## Given task
Print all the entries verbatim.

#### Provided material

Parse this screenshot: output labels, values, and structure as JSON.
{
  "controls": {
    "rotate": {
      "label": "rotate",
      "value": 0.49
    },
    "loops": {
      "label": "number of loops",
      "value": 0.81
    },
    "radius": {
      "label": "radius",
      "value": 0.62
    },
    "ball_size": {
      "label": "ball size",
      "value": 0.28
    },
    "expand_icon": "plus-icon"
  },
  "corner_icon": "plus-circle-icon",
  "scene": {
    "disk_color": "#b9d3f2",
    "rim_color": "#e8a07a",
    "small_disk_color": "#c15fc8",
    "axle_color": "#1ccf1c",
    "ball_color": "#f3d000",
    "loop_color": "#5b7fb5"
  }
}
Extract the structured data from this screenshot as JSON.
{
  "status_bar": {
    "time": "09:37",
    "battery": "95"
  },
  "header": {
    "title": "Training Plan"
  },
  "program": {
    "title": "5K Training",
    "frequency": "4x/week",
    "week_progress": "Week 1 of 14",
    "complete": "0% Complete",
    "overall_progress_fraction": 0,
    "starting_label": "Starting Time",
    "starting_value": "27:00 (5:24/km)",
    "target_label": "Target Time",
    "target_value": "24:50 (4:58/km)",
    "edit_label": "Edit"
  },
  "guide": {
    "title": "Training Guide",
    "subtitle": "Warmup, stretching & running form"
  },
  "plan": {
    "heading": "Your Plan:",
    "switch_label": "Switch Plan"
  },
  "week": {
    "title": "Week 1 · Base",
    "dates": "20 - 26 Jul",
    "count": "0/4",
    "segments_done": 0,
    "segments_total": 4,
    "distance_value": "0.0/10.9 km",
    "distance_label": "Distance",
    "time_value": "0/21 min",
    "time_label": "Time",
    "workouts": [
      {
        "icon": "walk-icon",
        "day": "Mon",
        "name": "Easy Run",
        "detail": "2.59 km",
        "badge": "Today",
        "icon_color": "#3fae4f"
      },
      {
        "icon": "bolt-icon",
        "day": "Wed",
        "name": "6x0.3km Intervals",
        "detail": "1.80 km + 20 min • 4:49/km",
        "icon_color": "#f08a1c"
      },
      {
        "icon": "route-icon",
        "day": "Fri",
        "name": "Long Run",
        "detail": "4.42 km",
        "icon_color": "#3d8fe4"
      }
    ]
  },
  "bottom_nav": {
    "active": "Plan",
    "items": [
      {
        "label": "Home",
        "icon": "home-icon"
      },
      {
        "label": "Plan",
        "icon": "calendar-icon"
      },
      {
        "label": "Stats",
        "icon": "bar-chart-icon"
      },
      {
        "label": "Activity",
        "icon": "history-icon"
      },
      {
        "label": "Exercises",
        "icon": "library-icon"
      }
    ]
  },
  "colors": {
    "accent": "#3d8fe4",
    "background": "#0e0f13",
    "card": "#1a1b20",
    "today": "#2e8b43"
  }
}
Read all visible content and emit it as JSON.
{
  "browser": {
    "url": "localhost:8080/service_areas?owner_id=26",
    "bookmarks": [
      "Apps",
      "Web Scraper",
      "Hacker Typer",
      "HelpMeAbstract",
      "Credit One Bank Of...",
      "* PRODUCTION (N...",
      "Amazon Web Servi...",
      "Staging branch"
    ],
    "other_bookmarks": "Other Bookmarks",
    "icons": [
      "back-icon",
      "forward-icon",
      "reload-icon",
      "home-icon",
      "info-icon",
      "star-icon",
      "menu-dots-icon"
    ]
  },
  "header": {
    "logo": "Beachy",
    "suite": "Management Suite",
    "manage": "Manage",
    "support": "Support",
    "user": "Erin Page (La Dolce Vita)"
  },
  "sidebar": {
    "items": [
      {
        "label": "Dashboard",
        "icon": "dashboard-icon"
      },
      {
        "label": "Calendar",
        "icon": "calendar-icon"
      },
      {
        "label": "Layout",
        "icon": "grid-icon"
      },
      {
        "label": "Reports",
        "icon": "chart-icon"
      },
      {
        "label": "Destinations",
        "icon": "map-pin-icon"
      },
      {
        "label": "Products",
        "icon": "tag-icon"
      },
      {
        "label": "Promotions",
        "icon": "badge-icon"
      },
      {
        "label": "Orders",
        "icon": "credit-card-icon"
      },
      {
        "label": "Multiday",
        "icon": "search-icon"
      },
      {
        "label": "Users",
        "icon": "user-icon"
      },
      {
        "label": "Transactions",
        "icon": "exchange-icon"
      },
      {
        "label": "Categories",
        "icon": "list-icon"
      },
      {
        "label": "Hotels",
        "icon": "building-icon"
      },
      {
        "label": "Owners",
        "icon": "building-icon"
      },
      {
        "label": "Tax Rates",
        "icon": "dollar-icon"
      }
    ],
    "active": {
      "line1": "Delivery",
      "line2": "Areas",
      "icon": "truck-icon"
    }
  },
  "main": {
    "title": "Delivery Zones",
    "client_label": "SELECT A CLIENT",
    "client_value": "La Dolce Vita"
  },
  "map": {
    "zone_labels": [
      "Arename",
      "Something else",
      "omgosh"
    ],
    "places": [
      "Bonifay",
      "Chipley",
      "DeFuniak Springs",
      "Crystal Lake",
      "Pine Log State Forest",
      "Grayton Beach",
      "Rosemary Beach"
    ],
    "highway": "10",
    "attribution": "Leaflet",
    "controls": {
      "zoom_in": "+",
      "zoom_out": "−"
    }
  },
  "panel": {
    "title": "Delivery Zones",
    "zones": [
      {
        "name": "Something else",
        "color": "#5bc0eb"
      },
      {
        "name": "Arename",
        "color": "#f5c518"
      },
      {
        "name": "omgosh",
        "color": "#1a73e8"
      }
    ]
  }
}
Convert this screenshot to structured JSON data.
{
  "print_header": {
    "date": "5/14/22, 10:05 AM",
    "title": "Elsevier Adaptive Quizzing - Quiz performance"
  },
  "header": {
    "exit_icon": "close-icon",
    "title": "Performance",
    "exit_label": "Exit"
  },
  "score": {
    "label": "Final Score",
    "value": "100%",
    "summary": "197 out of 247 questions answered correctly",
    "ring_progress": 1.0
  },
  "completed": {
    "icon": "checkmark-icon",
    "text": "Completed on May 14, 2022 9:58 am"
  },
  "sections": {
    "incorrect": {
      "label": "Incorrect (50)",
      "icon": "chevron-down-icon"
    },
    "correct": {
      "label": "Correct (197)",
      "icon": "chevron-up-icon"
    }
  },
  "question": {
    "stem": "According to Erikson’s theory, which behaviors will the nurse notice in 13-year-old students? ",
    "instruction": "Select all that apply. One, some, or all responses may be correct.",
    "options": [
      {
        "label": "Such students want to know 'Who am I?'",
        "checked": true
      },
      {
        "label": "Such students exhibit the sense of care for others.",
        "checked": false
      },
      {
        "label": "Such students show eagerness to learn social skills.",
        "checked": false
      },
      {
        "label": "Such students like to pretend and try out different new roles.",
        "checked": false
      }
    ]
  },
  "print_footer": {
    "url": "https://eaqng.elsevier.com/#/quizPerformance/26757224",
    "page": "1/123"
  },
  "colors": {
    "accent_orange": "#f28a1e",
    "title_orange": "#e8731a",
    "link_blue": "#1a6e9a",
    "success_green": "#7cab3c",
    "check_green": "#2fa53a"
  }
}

########

## Expected answer
Parse this screenshot: output labels, values, and structure as JSON.
{
  "controls": {
    "rotate": {
      "label": "rotate",
      "value": 0.49
    },
    "loops": {
      "label": "number of loops",
      "value": 0.81
    },
    "radius": {
      "label": "radius",
      "value": 0.62
    },
    "ball_size": {
      "label": "ball size",
      "value": 0.28
    },
    "expand_icon": "plus-icon"
  },
  "corner_icon": "plus-circle-icon",
  "scene": {
    "disk_color": "#b9d3f2",
    "rim_color": "#e8a07a",
    "small_disk_color": "#c15fc8",
    "axle_color": "#1ccf1c",
    "ball_color": "#f3d000",
    "loop_color": "#5b7fb5"
  }
}
Extract the structured data from this screenshot as JSON.
{
  "status_bar": {
    "time": "09:37",
    "battery": "95"
  },
  "header": {
    "title": "Training Plan"
  },
  "program": {
    "title": "5K Training",
    "frequency": "4x/week",
    "week_progress": "Week 1 of 14",
    "complete": "0% Complete",
    "overall_progress_fraction": 0,
    "starting_label": "Starting Time",
    "starting_value": "27:00 (5:24/km)",
    "target_label": "Target Time",
    "target_value": "24:50 (4:58/km)",
    "edit_label": "Edit"
  },
  "guide": {
    "title": "Training Guide",
    "subtitle": "Warmup, stretching & running form"
  },
  "plan": {
    "heading": "Your Plan:",
    "switch_label": "Switch Plan"
  },
  "week": {
    "title": "Week 1 · Base",
    "dates": "20 - 26 Jul",
    "count": "0/4",
    "segments_done": 0,
    "segments_total": 4,
    "distance_value": "0.0/10.9 km",
    "distance_label": "Distance",
    "time_value": "0/21 min",
    "time_label": "Time",
    "workouts": [
      {
        "icon": "walk-icon",
        "day": "Mon",
        "name": "Easy Run",
        "detail": "2.59 km",
        "badge": "Today",
        "icon_color": "#3fae4f"
      },
      {
        "icon": "bolt-icon",
        "day": "Wed",
        "name": "6x0.3km Intervals",
        "detail": "1.80 km + 20 min • 4:49/km",
        "icon_color": "#f08a1c"
      },
      {
        "icon": "route-icon",
        "day": "Fri",
        "name": "Long Run",
        "detail": "4.42 km",
        "icon_color": "#3d8fe4"
      }
    ]
  },
  "bottom_nav": {
    "active": "Plan",
    "items": [
      {
        "label": "Home",
        "icon": "home-icon"
      },
      {
        "label": "Plan",
        "icon": "calendar-icon"
      },
      {
        "label": "Stats",
        "icon": "bar-chart-icon"
      },
      {
        "label": "Activity",
        "icon": "history-icon"
      },
      {
        "label": "Exercises",
        "icon": "library-icon"
      }
    ]
  },
  "colors": {
    "accent": "#3d8fe4",
    "background": "#0e0f13",
    "card": "#1a1b20",
    "today": "#2e8b43"
  }
}
Read all visible content and emit it as JSON.
{
  "browser": {
    "url": "localhost:8080/service_areas?owner_id=26",
    "bookmarks": [
      "Apps",
      "Web Scraper",
      "Hacker Typer",
      "HelpMeAbstract",
      "Credit One Bank Of...",
      "* PRODUCTION (N...",
      "Amazon Web Servi...",
      "Staging branch"
    ],
    "other_bookmarks": "Other Bookmarks",
    "icons": [
      "back-icon",
      "forward-icon",
      "reload-icon",
      "home-icon",
      "info-icon",
      "star-icon",
      "menu-dots-icon"
    ]
  },
  "header": {
    "logo": "Beachy",
    "suite": "Management Suite",
    "manage": "Manage",
    "support": "Support",
    "user": "Erin Page (La Dolce Vita)"
  },
  "sidebar": {
    "items": [
      {
        "label": "Dashboard",
        "icon": "dashboard-icon"
      },
      {
        "label": "Calendar",
        "icon": "calendar-icon"
      },
      {
        "label": "Layout",
        "icon": "grid-icon"
      },
      {
        "label": "Reports",
        "icon": "chart-icon"
      },
      {
        "label": "Destinations",
        "icon": "map-pin-icon"
      },
      {
        "label": "Products",
        "icon": "tag-icon"
      },
      {
        "label": "Promotions",
        "icon": "badge-icon"
      },
      {
        "label": "Orders",
        "icon": "credit-card-icon"
      },
      {
        "label": "Multiday",
        "icon": "search-icon"
      },
      {
        "label": "Users",
        "icon": "user-icon"
      },
      {
        "label": "Transactions",
        "icon": "exchange-icon"
      },
      {
        "label": "Categories",
        "icon": "list-icon"
      },
      {
        "label": "Hotels",
        "icon": "building-icon"
      },
      {
        "label": "Owners",
        "icon": "building-icon"
      },
      {
        "label": "Tax Rates",
        "icon": "dollar-icon"
      }
    ],
    "active": {
      "line1": "Delivery",
      "line2": "Areas",
      "icon": "truck-icon"
    }
  },
  "main": {
    "title": "Delivery Zones",
    "client_label": "SELECT A CLIENT",
    "client_value": "La Dolce Vita"
  },
  "map": {
    "zone_labels": [
      "Arename",
      "Something else",
      "omgosh"
    ],
    "places": [
      "Bonifay",
      "Chipley",
      "DeFuniak Springs",
      "Crystal Lake",
      "Pine Log State Forest",
      "Grayton Beach",
      "Rosemary Beach"
    ],
    "highway": "10",
    "attribution": "Leaflet",
    "controls": {
      "zoom_in": "+",
      "zoom_out": "−"
    }
  },
  "panel": {
    "title": "Delivery Zones",
    "zones": [
      {
        "name": "Something else",
        "color": "#5bc0eb"
      },
      {
        "name": "Arename",
        "color": "#f5c518"
      },
      {
        "name": "omgosh",
        "color": "#1a73e8"
      }
    ]
  }
}
Convert this screenshot to structured JSON data.
{
  "print_header": {
    "date": "5/14/22, 10:05 AM",
    "title": "Elsevier Adaptive Quizzing - Quiz performance"
  },
  "header": {
    "exit_icon": "close-icon",
    "title": "Performance",
    "exit_label": "Exit"
  },
  "score": {
    "label": "Final Score",
    "value": "100%",
    "summary": "197 out of 247 questions answered correctly",
    "ring_progress": 1.0
  },
  "completed": {
    "icon": "checkmark-icon",
    "text": "Completed on May 14, 2022 9:58 am"
  },
  "sections": {
    "incorrect": {
      "label": "Incorrect (50)",
      "icon": "chevron-down-icon"
    },
    "correct": {
      "label": "Correct (197)",
      "icon": "chevron-up-icon"
    }
  },
  "question": {
    "stem": "According to Erikson’s theory, which behaviors will the nurse notice in 13-year-old students? ",
    "instruction": "Select all that apply. One, some, or all responses may be correct.",
    "options": [
      {
        "label": "Such students want to know 'Who am I?'",
        "checked": true
      },
      {
        "label": "Such students exhibit the sense of care for others.",
        "checked": false
      },
      {
        "label": "Such students show eagerness to learn social skills.",
        "checked": false
      },
      {
        "label": "Such students like to pretend and try out different new roles.",
        "checked": false
      }
    ]
  },
  "print_footer": {
    "url": "https://eaqng.elsevier.com/#/quizPerformance/26757224",
    "page": "1/123"
  },
  "colors": {
    "accent_orange": "#f28a1e",
    "title_orange": "#e8731a",
    "link_blue": "#1a6e9a",
    "success_green": "#7cab3c",
    "check_green": "#2fa53a"
  }
}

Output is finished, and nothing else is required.